>> BEGIN DATASET RECORDS

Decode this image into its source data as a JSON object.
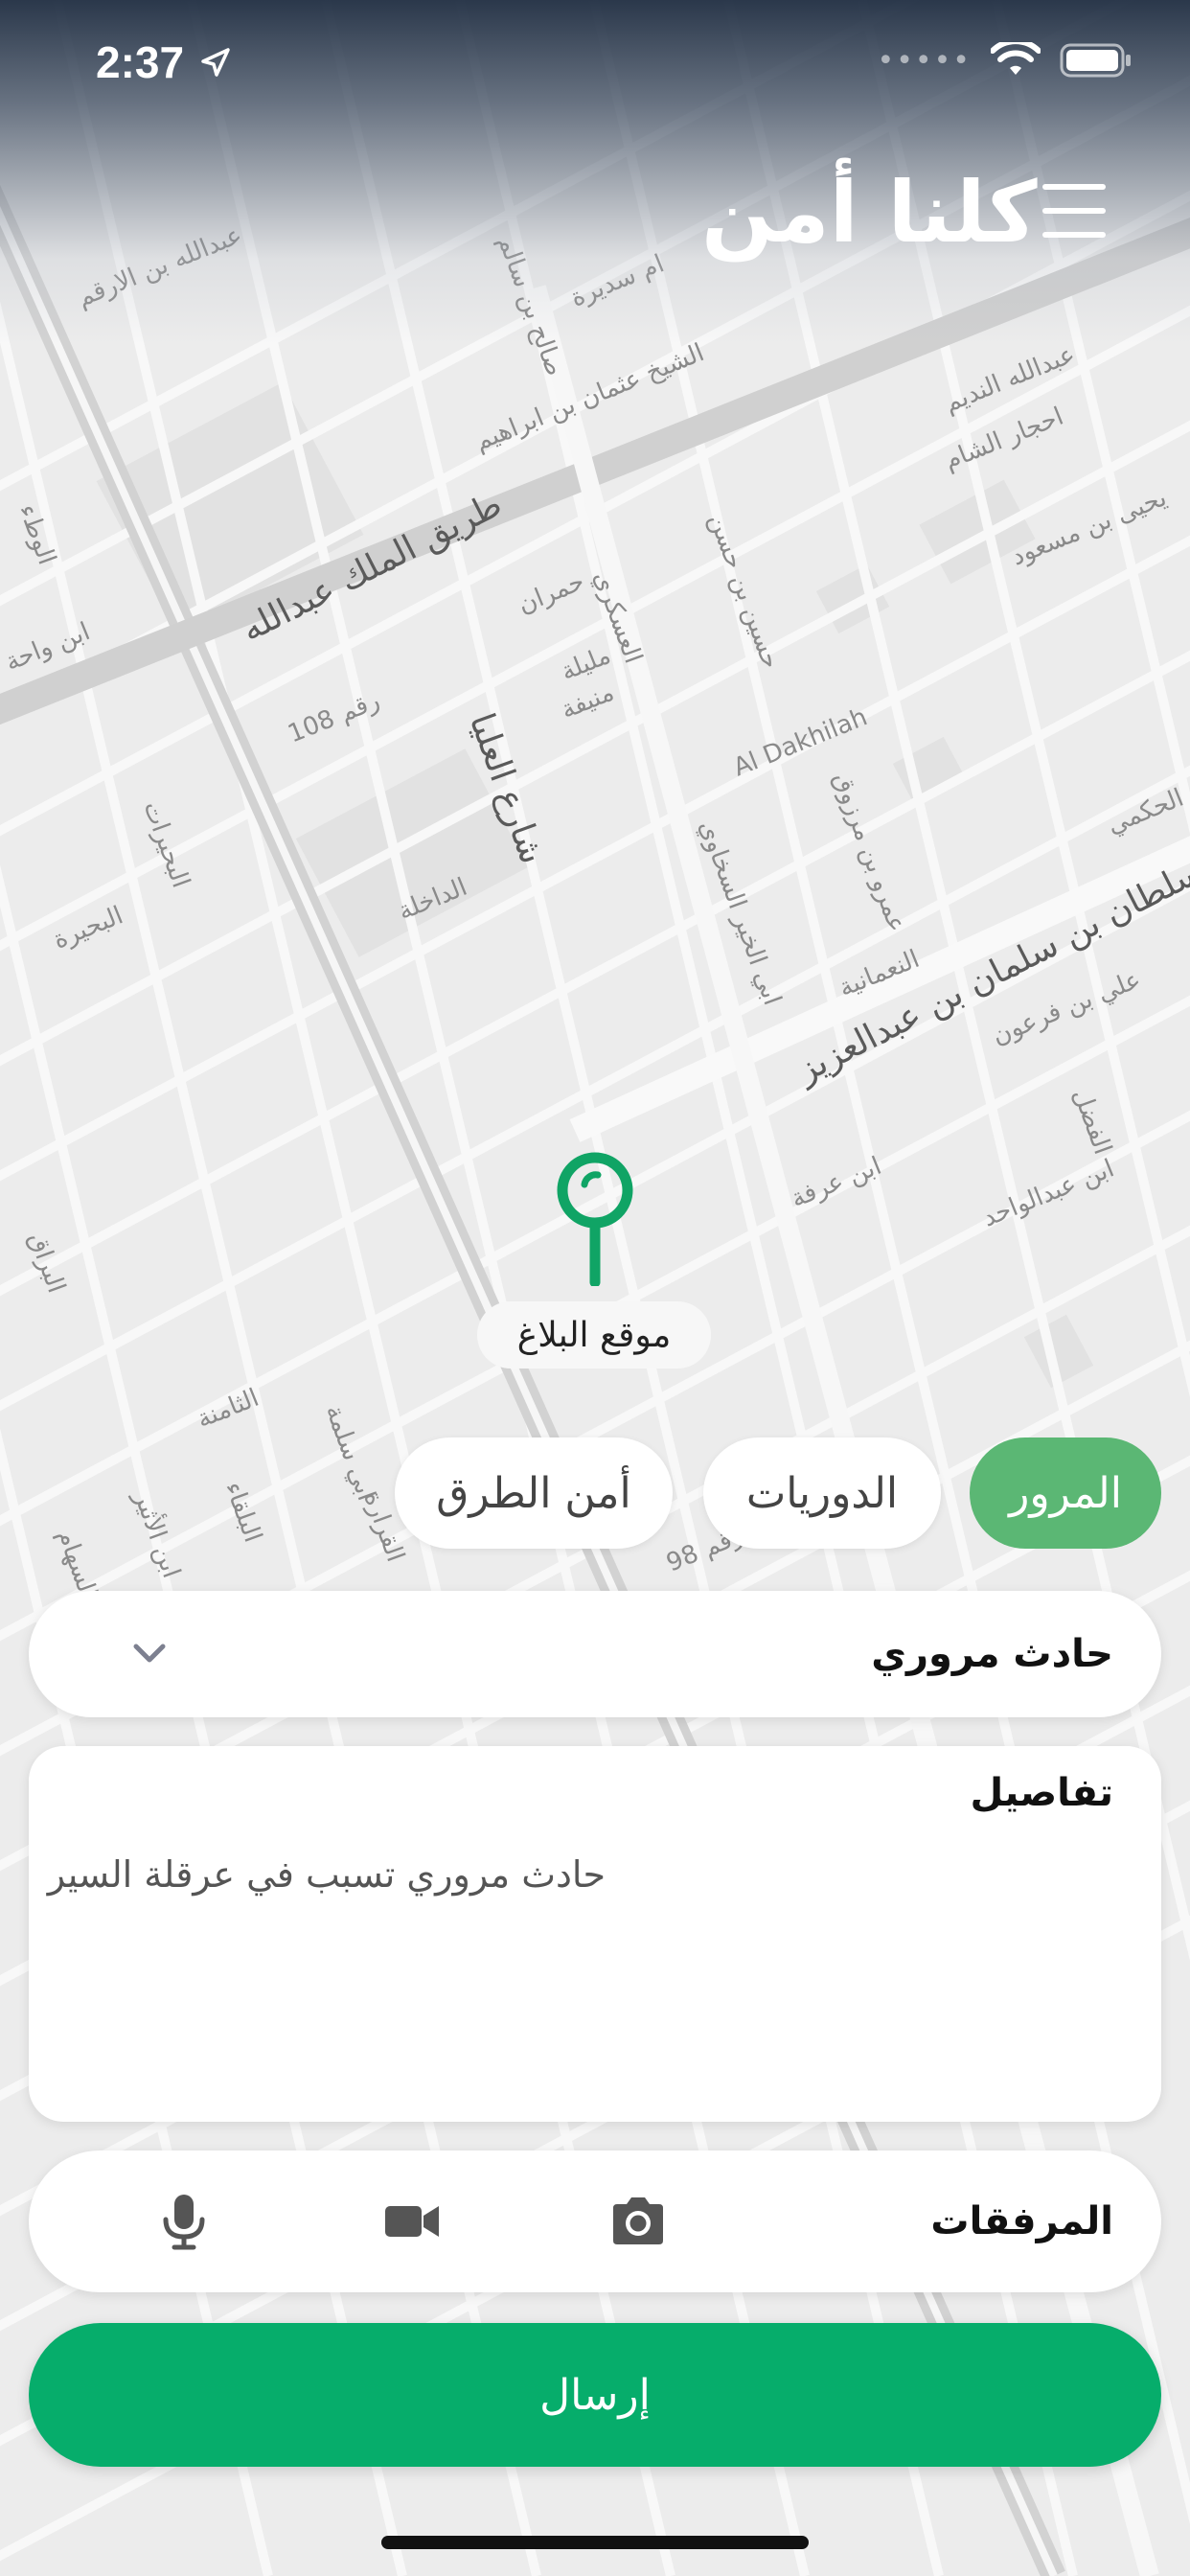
{
  "status_bar": {
    "time": "2:37"
  },
  "header": {
    "logo_text": "كلنا أمن"
  },
  "map": {
    "marker_label": "موقع البلاغ",
    "streets": [
      "طريق الملك عبدالله",
      "شارع العليا",
      "الأمير سلطان بن سلمان بن عبدالعزيز",
      "Al Dakhilah",
      "الداخلة",
      "رقم 108",
      "عبدالله بن الارقم",
      "الشيخ عثمان بن ابراهيم",
      "ابن واحة",
      "البحيرات",
      "البحيرة",
      "ام سديرة",
      "صالح بن سالم",
      "حسين بن حسن",
      "عمرو بن مرزوق",
      "علي بن فرعون",
      "ابن عرفة",
      "يحيى بن مسعود",
      "عبدالله النديم",
      "احجار الشام",
      "الثامنة",
      "ابن الأثير",
      "ابي سلمة",
      "السهام",
      "رقم 98",
      "النعمانية",
      "الحكمي",
      "الفضل",
      "ابن عبدالواحد",
      "الوطء",
      "مليلة",
      "منيفة",
      "حمران",
      "البلقاء",
      "القرارة",
      "البراق",
      "العسكري",
      "ابي الخير السخاوي"
    ]
  },
  "categories": [
    {
      "label": "المرور",
      "active": true
    },
    {
      "label": "الدوريات",
      "active": false
    },
    {
      "label": "أمن الطرق",
      "active": false
    }
  ],
  "report_type": {
    "selected": "حادث مروري"
  },
  "details": {
    "title": "تفاصيل",
    "text": "حادث مروري تسبب في عرقلة السير"
  },
  "attachments": {
    "label": "المرفقات",
    "icons": [
      "camera-icon",
      "video-camera-icon",
      "microphone-icon"
    ]
  },
  "submit": {
    "label": "إرسال"
  },
  "colors": {
    "accent_green": "#06ad6b",
    "chip_active": "#5bb774",
    "marker_green": "#10a465"
  }
}
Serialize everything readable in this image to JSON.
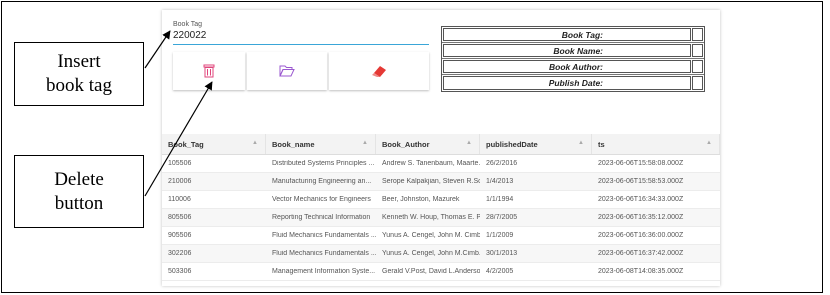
{
  "callouts": {
    "insert": [
      "Insert",
      "book tag"
    ],
    "delete": [
      "Delete",
      "button"
    ]
  },
  "form": {
    "label": "Book Tag",
    "value": "220022"
  },
  "buttons": [
    {
      "icon": "trash-icon",
      "color": "#e0457b"
    },
    {
      "icon": "folder-open-icon",
      "color": "#9b59d0"
    },
    {
      "icon": "eraser-icon",
      "color": "#e53935"
    }
  ],
  "info": {
    "book_tag": "Book Tag:",
    "book_name": "Book Name:",
    "book_author": "Book Author:",
    "publish_date": "Publish Date:"
  },
  "table": {
    "columns": [
      "Book_Tag",
      "Book_name",
      "Book_Author",
      "publishedDate",
      "ts"
    ],
    "rows": [
      [
        "105506",
        "Distributed Systems Principles ...",
        "Andrew S. Tanenbaum, Maarte...",
        "26/2/2016",
        "2023-06-06T15:58:08.000Z"
      ],
      [
        "210006",
        "Manufacturing Engineering an...",
        "Serope Kalpakjian, Steven R.Sc...",
        "1/4/2013",
        "2023-06-06T15:58:53.000Z"
      ],
      [
        "110006",
        "Vector Mechanics for Engineers",
        "Beer, Johnston, Mazurek",
        "1/1/1994",
        "2023-06-06T16:34:33.000Z"
      ],
      [
        "805506",
        "Reporting Technical Information",
        "Kenneth W. Houp, Thomas E. P...",
        "28/7/2005",
        "2023-06-06T16:35:12.000Z"
      ],
      [
        "905506",
        "Fluid Mechanics Fundamentals ...",
        "Yunus A. Cengel, John M. Cimb...",
        "1/1/2009",
        "2023-06-06T16:36:00.000Z"
      ],
      [
        "302206",
        "Fluid Mechanics Fundamentals ...",
        "Yunus A. Cengel, John M.Cimb...",
        "30/1/2013",
        "2023-06-06T16:37:42.000Z"
      ],
      [
        "503306",
        "Management Information Syste...",
        "Gerald V.Post, David L.Anderson",
        "4/2/2005",
        "2023-06-08T14:08:35.000Z"
      ]
    ]
  }
}
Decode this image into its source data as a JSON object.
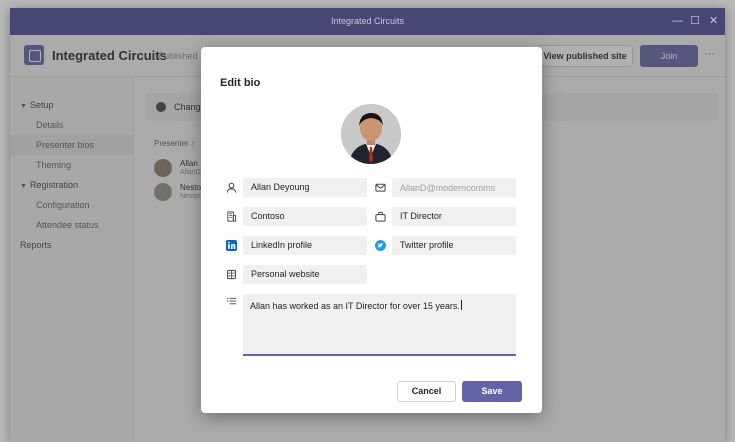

>> END DATASET RECORDS

- [TASK GOAL]: Working from the lines above, reproduce the material exactly and exclude its pictures.

- [TASK RESULT]:
Decode this image into its source data as a JSON object.
{
  "status_bar": {
    "time": "2:37"
  },
  "header": {
    "logo_text": "كلنا أمن"
  },
  "map": {
    "marker_label": "موقع البلاغ",
    "streets": [
      "طريق الملك عبدالله",
      "شارع العليا",
      "الأمير سلطان بن سلمان بن عبدالعزيز",
      "Al Dakhilah",
      "الداخلة",
      "رقم 108",
      "عبدالله بن الارقم",
      "الشيخ عثمان بن ابراهيم",
      "ابن واحة",
      "البحيرات",
      "البحيرة",
      "ام سديرة",
      "صالح بن سالم",
      "حسين بن حسن",
      "عمرو بن مرزوق",
      "علي بن فرعون",
      "ابن عرفة",
      "يحيى بن مسعود",
      "عبدالله النديم",
      "احجار الشام",
      "الثامنة",
      "ابن الأثير",
      "ابي سلمة",
      "السهام",
      "رقم 98",
      "النعمانية",
      "الحكمي",
      "الفضل",
      "ابن عبدالواحد",
      "الوطء",
      "مليلة",
      "منيفة",
      "حمران",
      "البلقاء",
      "القرارة",
      "البراق",
      "العسكري",
      "ابي الخير السخاوي"
    ]
  },
  "categories": [
    {
      "label": "المرور",
      "active": true
    },
    {
      "label": "الدوريات",
      "active": false
    },
    {
      "label": "أمن الطرق",
      "active": false
    }
  ],
  "report_type": {
    "selected": "حادث مروري"
  },
  "details": {
    "title": "تفاصيل",
    "text": "حادث مروري تسبب في عرقلة السير"
  },
  "attachments": {
    "label": "المرفقات",
    "icons": [
      "camera-icon",
      "video-camera-icon",
      "microphone-icon"
    ]
  },
  "submit": {
    "label": "إرسال"
  },
  "colors": {
    "accent_green": "#06ad6b",
    "chip_active": "#5bb774",
    "marker_green": "#10a465"
  }
}
Serialize everything readable in this image to JSON.
{
  "callouts": {
    "insert": [
      "Insert",
      "book tag"
    ],
    "delete": [
      "Delete",
      "button"
    ]
  },
  "form": {
    "label": "Book Tag",
    "value": "220022"
  },
  "buttons": [
    {
      "icon": "trash-icon",
      "color": "#e0457b"
    },
    {
      "icon": "folder-open-icon",
      "color": "#9b59d0"
    },
    {
      "icon": "eraser-icon",
      "color": "#e53935"
    }
  ],
  "info": {
    "book_tag": "Book Tag:",
    "book_name": "Book Name:",
    "book_author": "Book Author:",
    "publish_date": "Publish Date:"
  },
  "table": {
    "columns": [
      "Book_Tag",
      "Book_name",
      "Book_Author",
      "publishedDate",
      "ts"
    ],
    "rows": [
      [
        "105506",
        "Distributed Systems Principles ...",
        "Andrew S. Tanenbaum, Maarte...",
        "26/2/2016",
        "2023-06-06T15:58:08.000Z"
      ],
      [
        "210006",
        "Manufacturing Engineering an...",
        "Serope Kalpakjian, Steven R.Sc...",
        "1/4/2013",
        "2023-06-06T15:58:53.000Z"
      ],
      [
        "110006",
        "Vector Mechanics for Engineers",
        "Beer, Johnston, Mazurek",
        "1/1/1994",
        "2023-06-06T16:34:33.000Z"
      ],
      [
        "805506",
        "Reporting Technical Information",
        "Kenneth W. Houp, Thomas E. P...",
        "28/7/2005",
        "2023-06-06T16:35:12.000Z"
      ],
      [
        "905506",
        "Fluid Mechanics Fundamentals ...",
        "Yunus A. Cengel, John M. Cimb...",
        "1/1/2009",
        "2023-06-06T16:36:00.000Z"
      ],
      [
        "302206",
        "Fluid Mechanics Fundamentals ...",
        "Yunus A. Cengel, John M.Cimb...",
        "30/1/2013",
        "2023-06-06T16:37:42.000Z"
      ],
      [
        "503306",
        "Management Information Syste...",
        "Gerald V.Post, David L.Anderson",
        "4/2/2005",
        "2023-06-08T14:08:35.000Z"
      ]
    ]
  }
}
Decode this image into its source data as a JSON object.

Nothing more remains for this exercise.